• _Work to do_
State how many lines of the entries hold the string "JSON", and output nothing but that count.
### Available data
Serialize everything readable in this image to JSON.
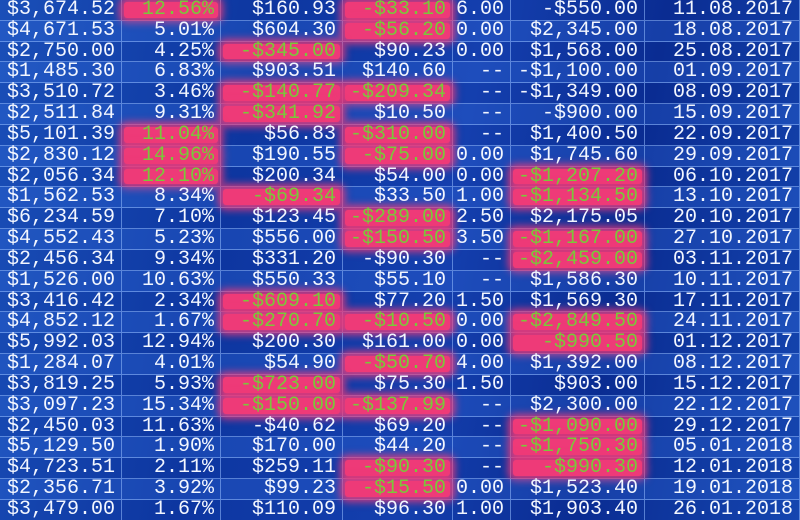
{
  "colors": {
    "background": "#0d36a0",
    "text": "#f2f6ff",
    "highlight_bg": "#ee3a78",
    "highlight_text": "#7ac83a"
  },
  "rows": [
    {
      "cells": [
        "$3,674.52",
        "12.56%",
        "$160.93",
        "-$33.10",
        "6.00",
        "-$550.00",
        "11.08.2017"
      ],
      "highlight": [
        1,
        3
      ]
    },
    {
      "cells": [
        "$4,671.53",
        "5.01%",
        "$604.30",
        "-$56.20",
        "0.00",
        "$2,345.00",
        "18.08.2017"
      ],
      "highlight": [
        3
      ]
    },
    {
      "cells": [
        "$2,750.00",
        "4.25%",
        "-$345.00",
        "$90.23",
        "0.00",
        "$1,568.00",
        "25.08.2017"
      ],
      "highlight": [
        2
      ]
    },
    {
      "cells": [
        "$1,485.30",
        "6.83%",
        "$903.51",
        "$140.60",
        "--",
        "-$1,100.00",
        "01.09.2017"
      ],
      "highlight": []
    },
    {
      "cells": [
        "$3,510.72",
        "3.46%",
        "-$140.77",
        "-$209.34",
        "--",
        "-$1,349.00",
        "08.09.2017"
      ],
      "highlight": [
        2,
        3
      ]
    },
    {
      "cells": [
        "$2,511.84",
        "9.31%",
        "-$341.92",
        "$10.50",
        "--",
        "-$900.00",
        "15.09.2017"
      ],
      "highlight": [
        2
      ]
    },
    {
      "cells": [
        "$5,101.39",
        "11.04%",
        "$56.83",
        "-$310.00",
        "--",
        "$1,400.50",
        "22.09.2017"
      ],
      "highlight": [
        1,
        3
      ]
    },
    {
      "cells": [
        "$2,830.12",
        "14.96%",
        "$190.55",
        "-$75.00",
        "0.00",
        "$1,745.60",
        "29.09.2017"
      ],
      "highlight": [
        1,
        3
      ]
    },
    {
      "cells": [
        "$2,056.34",
        "12.10%",
        "$200.34",
        "$54.00",
        "0.00",
        "-$1,207.20",
        "06.10.2017"
      ],
      "highlight": [
        1,
        5
      ]
    },
    {
      "cells": [
        "$1,562.53",
        "8.34%",
        "-$69.34",
        "$33.50",
        "1.00",
        "-$1,134.50",
        "13.10.2017"
      ],
      "highlight": [
        2,
        5
      ]
    },
    {
      "cells": [
        "$6,234.59",
        "7.10%",
        "$123.45",
        "-$289.00",
        "2.50",
        "$2,175.05",
        "20.10.2017"
      ],
      "highlight": [
        3
      ]
    },
    {
      "cells": [
        "$4,552.43",
        "5.23%",
        "$556.00",
        "-$150.50",
        "3.50",
        "-$1,167.00",
        "27.10.2017"
      ],
      "highlight": [
        3,
        5
      ]
    },
    {
      "cells": [
        "$2,456.34",
        "9.34%",
        "$331.20",
        "-$90.30",
        "--",
        "-$2,459.00",
        "03.11.2017"
      ],
      "highlight": [
        5
      ]
    },
    {
      "cells": [
        "$1,526.00",
        "10.63%",
        "$550.33",
        "$55.10",
        "--",
        "$1,586.30",
        "10.11.2017"
      ],
      "highlight": []
    },
    {
      "cells": [
        "$3,416.42",
        "2.34%",
        "-$609.10",
        "$77.20",
        "1.50",
        "$1,569.30",
        "17.11.2017"
      ],
      "highlight": [
        2
      ]
    },
    {
      "cells": [
        "$4,852.12",
        "1.67%",
        "-$270.70",
        "-$10.50",
        "0.00",
        "-$2,849.50",
        "24.11.2017"
      ],
      "highlight": [
        2,
        3,
        5
      ]
    },
    {
      "cells": [
        "$5,992.03",
        "12.94%",
        "$200.30",
        "$161.00",
        "0.00",
        "-$990.50",
        "01.12.2017"
      ],
      "highlight": [
        5
      ]
    },
    {
      "cells": [
        "$1,284.07",
        "4.01%",
        "$54.90",
        "-$50.70",
        "4.00",
        "$1,392.00",
        "08.12.2017"
      ],
      "highlight": [
        3
      ]
    },
    {
      "cells": [
        "$3,819.25",
        "5.93%",
        "-$723.00",
        "$75.30",
        "1.50",
        "$903.00",
        "15.12.2017"
      ],
      "highlight": [
        2
      ]
    },
    {
      "cells": [
        "$3,097.23",
        "15.34%",
        "-$150.00",
        "-$137.99",
        "--",
        "$2,300.00",
        "22.12.2017"
      ],
      "highlight": [
        2,
        3
      ]
    },
    {
      "cells": [
        "$2,450.03",
        "11.63%",
        "-$40.62",
        "$69.20",
        "--",
        "-$1,090.00",
        "29.12.2017"
      ],
      "highlight": [
        5
      ]
    },
    {
      "cells": [
        "$5,129.50",
        "1.90%",
        "$170.00",
        "$44.20",
        "--",
        "-$1,750.30",
        "05.01.2018"
      ],
      "highlight": [
        5
      ]
    },
    {
      "cells": [
        "$4,723.51",
        "2.11%",
        "$259.11",
        "-$90.30",
        "--",
        "-$990.30",
        "12.01.2018"
      ],
      "highlight": [
        3,
        5
      ]
    },
    {
      "cells": [
        "$2,356.71",
        "3.92%",
        "$99.23",
        "-$15.50",
        "0.00",
        "$1,523.40",
        "19.01.2018"
      ],
      "highlight": [
        3
      ]
    },
    {
      "cells": [
        "$3,479.00",
        "1.67%",
        "$110.09",
        "$96.30",
        "1.00",
        "$1,903.40",
        "26.01.2018"
      ],
      "highlight": []
    }
  ]
}
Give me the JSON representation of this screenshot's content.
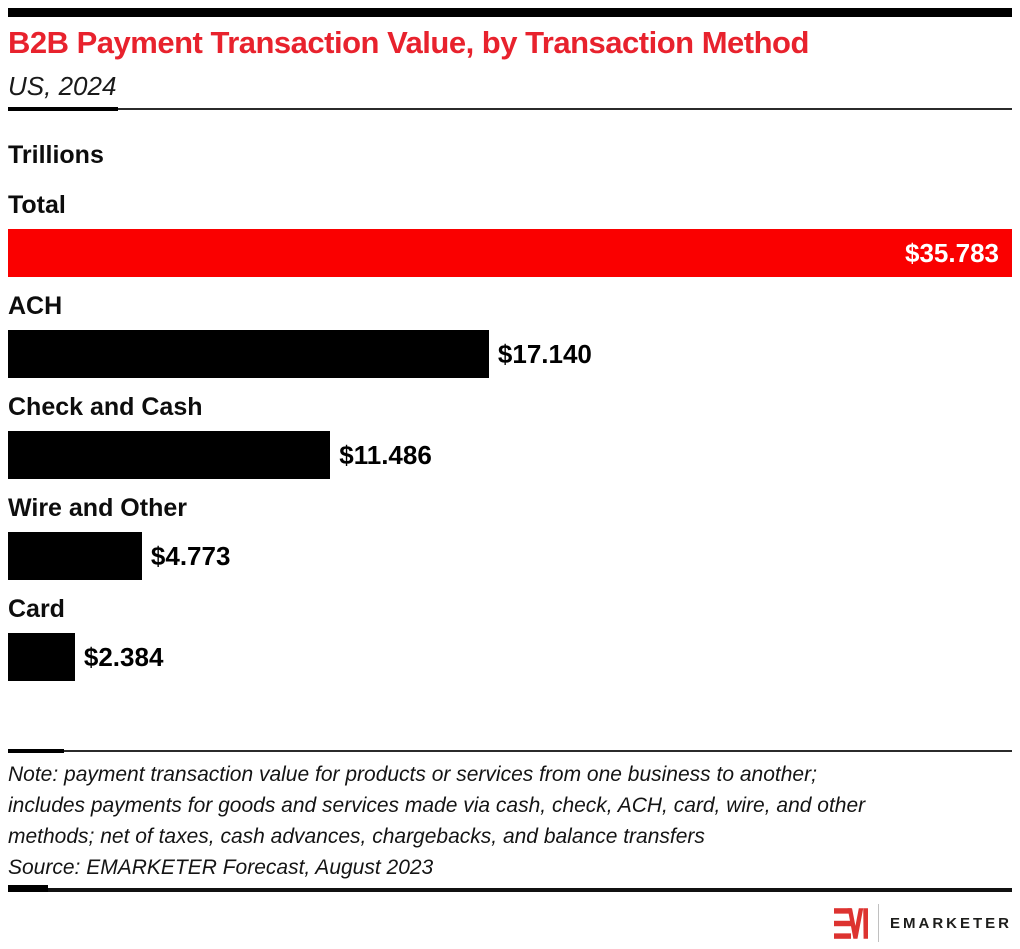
{
  "header": {
    "title": "B2B Payment Transaction Value, by Transaction Method",
    "subtitle": "US, 2024",
    "title_color": "#e8222d"
  },
  "chart_data": {
    "type": "bar",
    "orientation": "horizontal",
    "title": "B2B Payment Transaction Value, by Transaction Method",
    "subtitle": "US, 2024",
    "unit_label": "Trillions",
    "categories": [
      "Total",
      "ACH",
      "Check and Cash",
      "Wire and Other",
      "Card"
    ],
    "values": [
      35.783,
      17.14,
      11.486,
      4.773,
      2.384
    ],
    "value_labels": [
      "$35.783",
      "$17.140",
      "$11.486",
      "$4.773",
      "$2.384"
    ],
    "xlim": [
      0,
      35.783
    ],
    "bar_colors": [
      "#fa0000",
      "#000000",
      "#000000",
      "#000000",
      "#000000"
    ],
    "value_label_position": [
      "inside-right",
      "outside-right",
      "outside-right",
      "outside-right",
      "outside-right"
    ],
    "grid": false,
    "legend": false
  },
  "footnote": {
    "note_lines": [
      "Note: payment transaction value for products or services from one business to another;",
      "includes payments for goods and services made via cash, check, ACH, card, wire, and other",
      "methods; net of taxes, cash advances, chargebacks, and balance transfers"
    ],
    "source": "Source: EMARKETER Forecast, August 2023"
  },
  "footer": {
    "brand_name": "EMARKETER",
    "logo_monogram": "EM",
    "logo_color": "#dd3330"
  }
}
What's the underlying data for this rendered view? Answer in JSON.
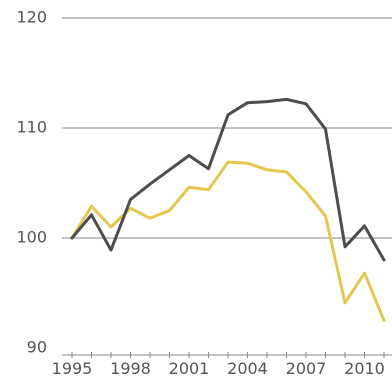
{
  "chart_data": {
    "type": "line",
    "x": [
      1995,
      1996,
      1997,
      1998,
      1999,
      2000,
      2001,
      2002,
      2003,
      2004,
      2005,
      2006,
      2007,
      2008,
      2009,
      2010,
      2011
    ],
    "series": [
      {
        "color": "#4d4d4d",
        "values": [
          100.0,
          102.1,
          98.9,
          103.5,
          104.9,
          106.2,
          107.5,
          106.3,
          111.2,
          112.3,
          112.4,
          112.6,
          112.2,
          109.9,
          99.2,
          101.1,
          98.0
        ]
      },
      {
        "color": "#e3c751",
        "values": [
          100.0,
          102.9,
          101.0,
          102.7,
          101.8,
          102.5,
          104.6,
          104.4,
          106.9,
          106.8,
          106.2,
          106.0,
          104.2,
          102.0,
          94.1,
          96.8,
          92.5
        ]
      }
    ],
    "xlim": [
      1994.5,
      2011.5
    ],
    "ylim": [
      90,
      120
    ],
    "x_ticks": [
      "1995",
      "1998",
      "2001",
      "2004",
      "2007",
      "2010"
    ],
    "y_ticks": [
      "90",
      "100",
      "110",
      "120"
    ],
    "grid": "horizontal"
  }
}
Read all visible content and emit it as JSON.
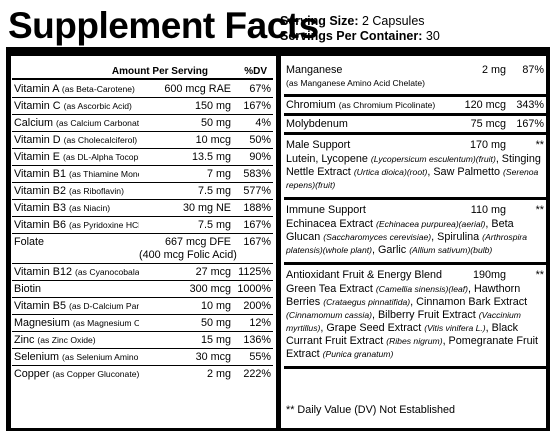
######
• _Result of the task_
4